◆ **The problem**
List, from the lines below, each one with "Travelers" in it.
======== Data shown
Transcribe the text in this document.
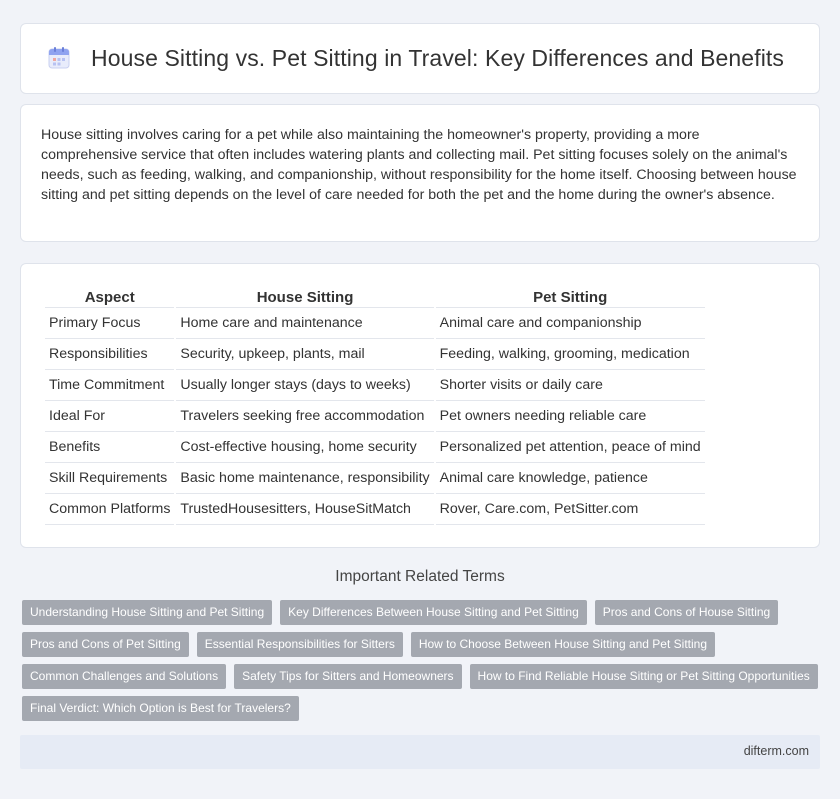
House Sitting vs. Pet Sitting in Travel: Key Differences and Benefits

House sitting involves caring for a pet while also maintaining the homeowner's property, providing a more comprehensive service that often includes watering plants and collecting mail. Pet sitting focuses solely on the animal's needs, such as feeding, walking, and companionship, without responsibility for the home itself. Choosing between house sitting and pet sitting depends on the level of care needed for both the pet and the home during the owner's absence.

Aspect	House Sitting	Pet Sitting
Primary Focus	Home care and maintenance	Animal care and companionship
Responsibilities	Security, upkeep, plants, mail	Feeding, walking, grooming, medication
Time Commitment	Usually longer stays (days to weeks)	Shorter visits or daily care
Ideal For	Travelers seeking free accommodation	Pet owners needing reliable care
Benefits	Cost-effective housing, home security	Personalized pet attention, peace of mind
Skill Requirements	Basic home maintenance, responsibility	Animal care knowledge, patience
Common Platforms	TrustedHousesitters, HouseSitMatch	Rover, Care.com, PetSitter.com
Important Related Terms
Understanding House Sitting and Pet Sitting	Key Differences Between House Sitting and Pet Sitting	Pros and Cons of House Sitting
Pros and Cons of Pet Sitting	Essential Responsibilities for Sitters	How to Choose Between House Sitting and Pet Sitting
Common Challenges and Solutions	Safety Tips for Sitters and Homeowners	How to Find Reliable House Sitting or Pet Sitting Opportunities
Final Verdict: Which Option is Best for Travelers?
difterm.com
================
======== Data shown
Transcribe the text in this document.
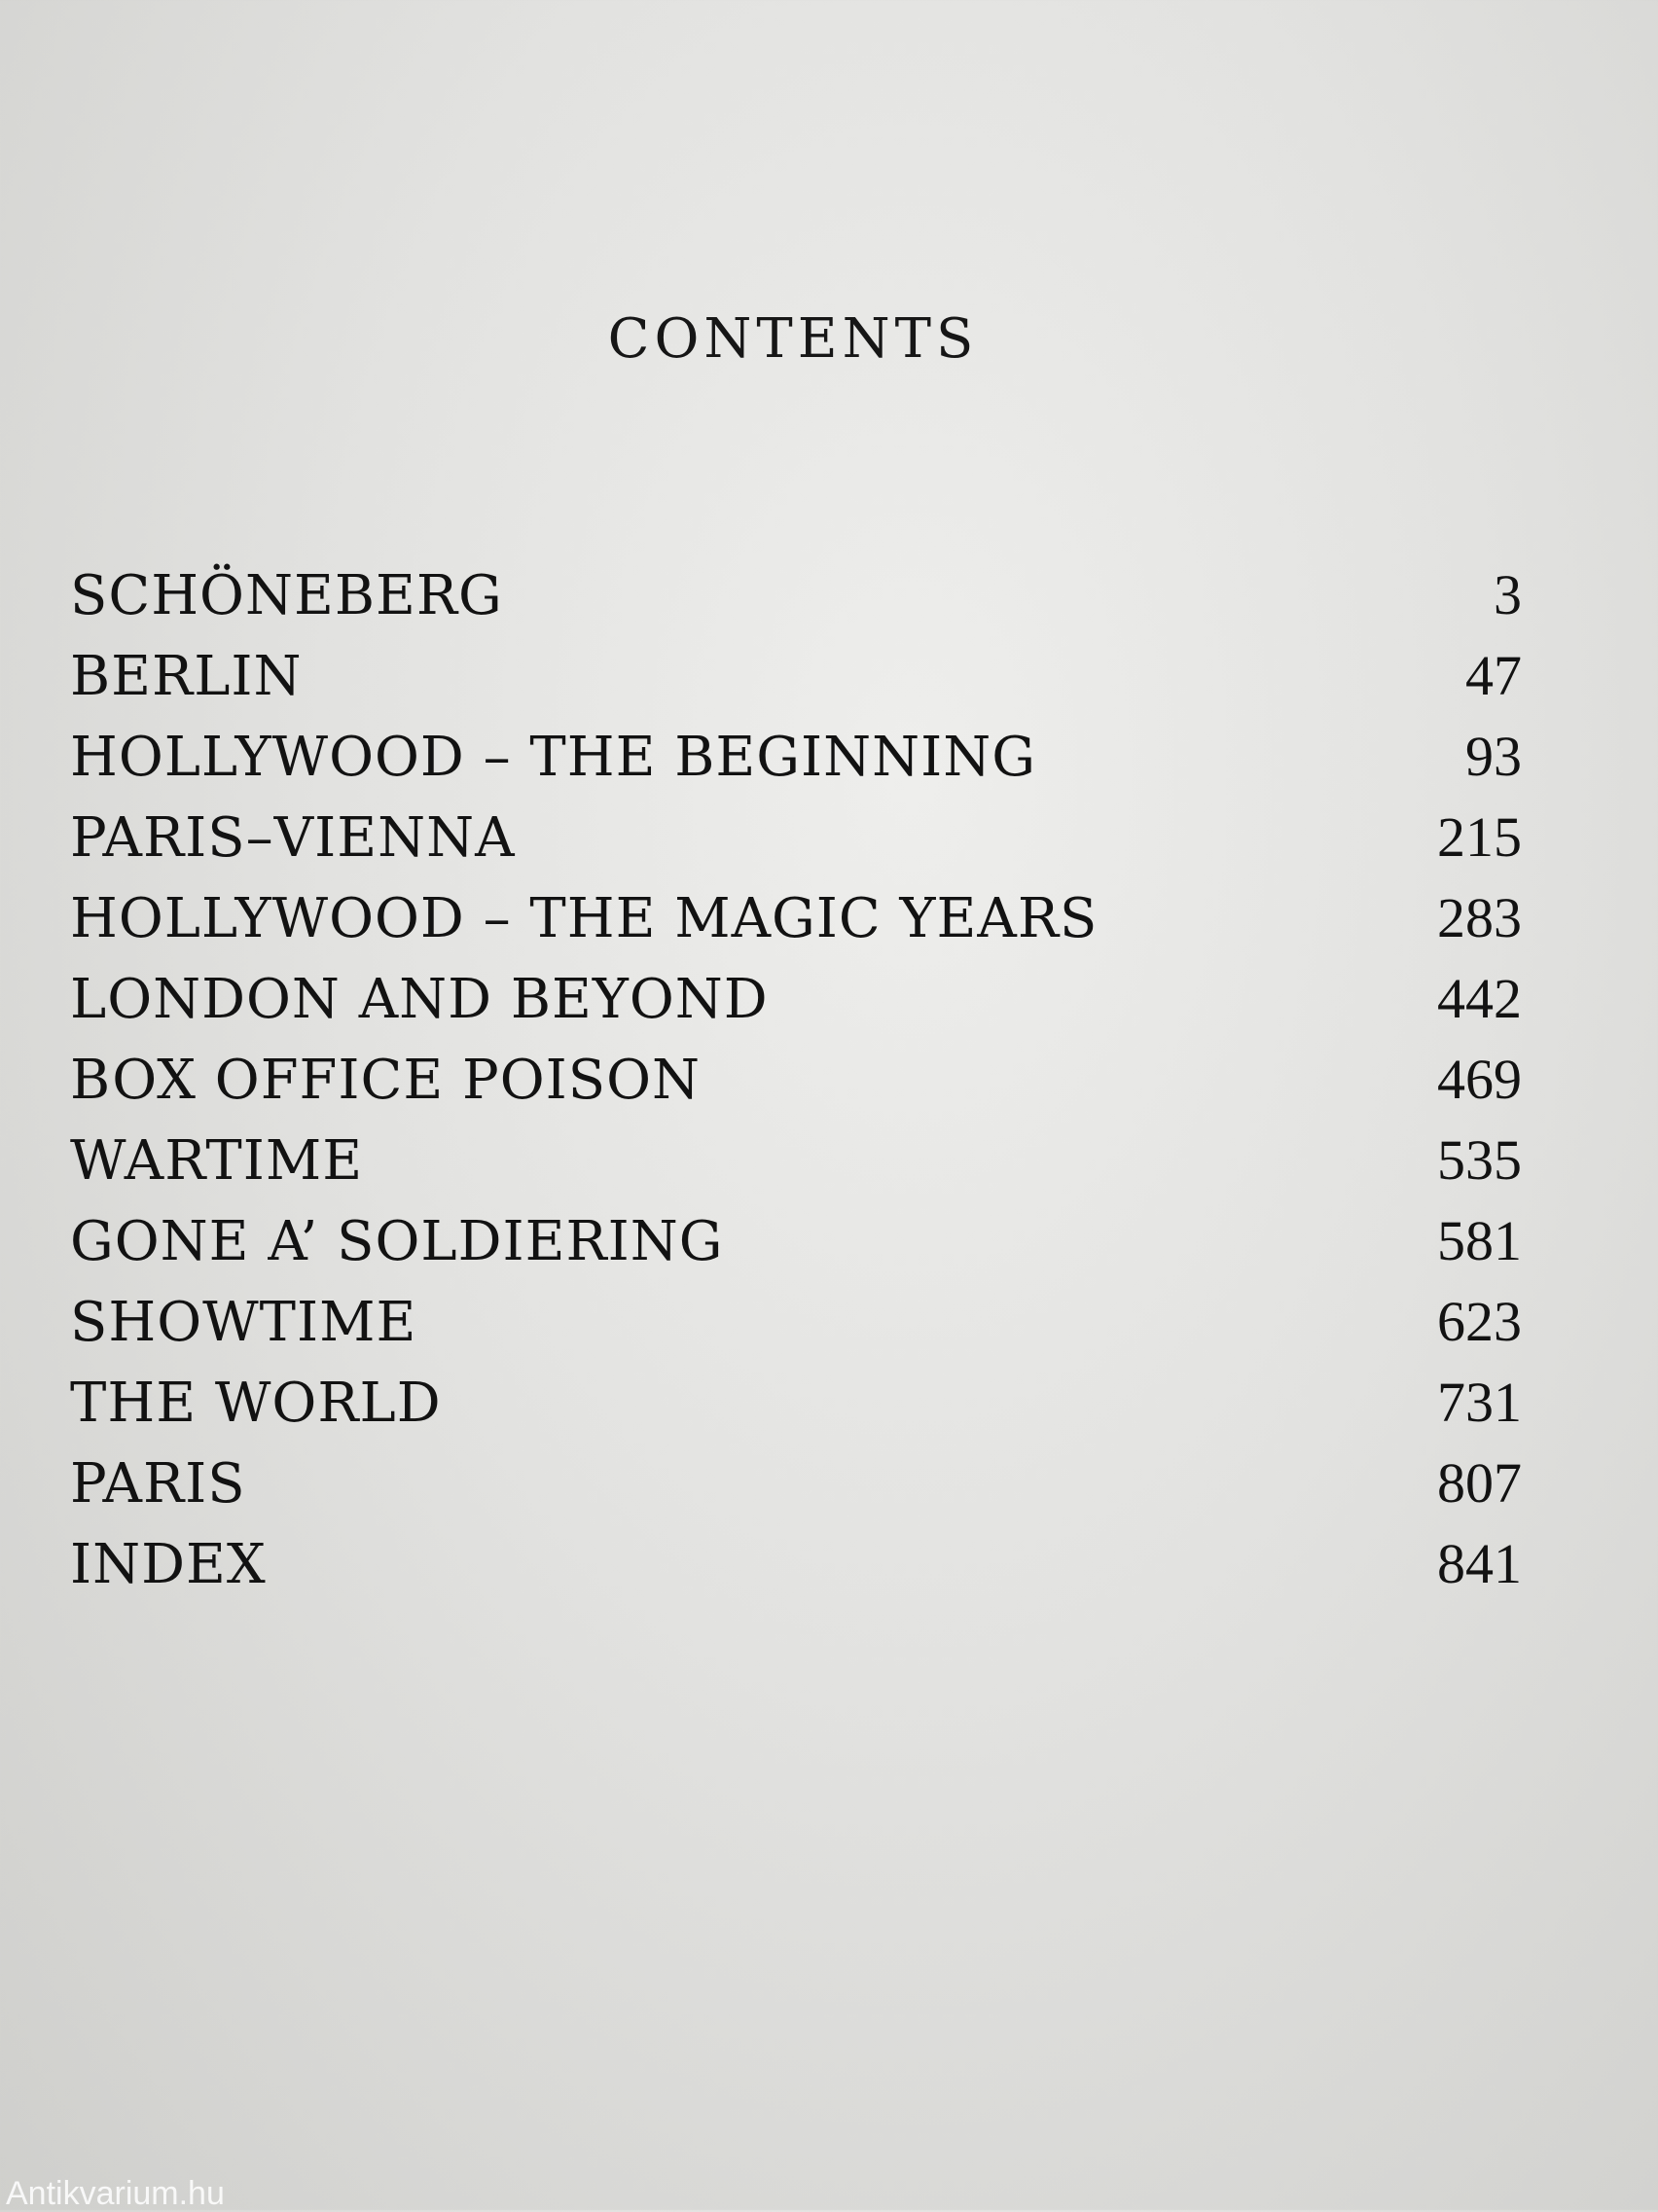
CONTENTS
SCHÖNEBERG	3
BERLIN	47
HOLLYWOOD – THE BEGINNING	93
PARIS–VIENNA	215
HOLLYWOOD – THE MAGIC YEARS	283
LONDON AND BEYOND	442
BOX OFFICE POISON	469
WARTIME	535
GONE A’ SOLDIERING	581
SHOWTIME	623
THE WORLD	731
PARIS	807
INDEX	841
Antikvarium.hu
================
======== Data shown
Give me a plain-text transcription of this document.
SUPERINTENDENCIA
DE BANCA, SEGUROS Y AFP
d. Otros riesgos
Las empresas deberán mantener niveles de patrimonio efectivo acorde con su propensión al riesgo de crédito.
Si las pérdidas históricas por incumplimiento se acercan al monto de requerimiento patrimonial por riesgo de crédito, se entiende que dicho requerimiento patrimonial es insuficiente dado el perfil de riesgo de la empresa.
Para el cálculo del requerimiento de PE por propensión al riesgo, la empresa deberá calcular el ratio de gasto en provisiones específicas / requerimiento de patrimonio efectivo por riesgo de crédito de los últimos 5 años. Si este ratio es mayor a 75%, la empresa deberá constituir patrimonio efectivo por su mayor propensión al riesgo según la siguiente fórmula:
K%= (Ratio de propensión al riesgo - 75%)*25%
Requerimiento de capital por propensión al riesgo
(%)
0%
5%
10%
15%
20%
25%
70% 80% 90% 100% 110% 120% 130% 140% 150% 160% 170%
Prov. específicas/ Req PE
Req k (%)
================
◆ **Expected answer**
Ideal For	Travelers seeking free accommodation	Pet owners needing reliable care
Final Verdict: Which Option is Best for Travelers?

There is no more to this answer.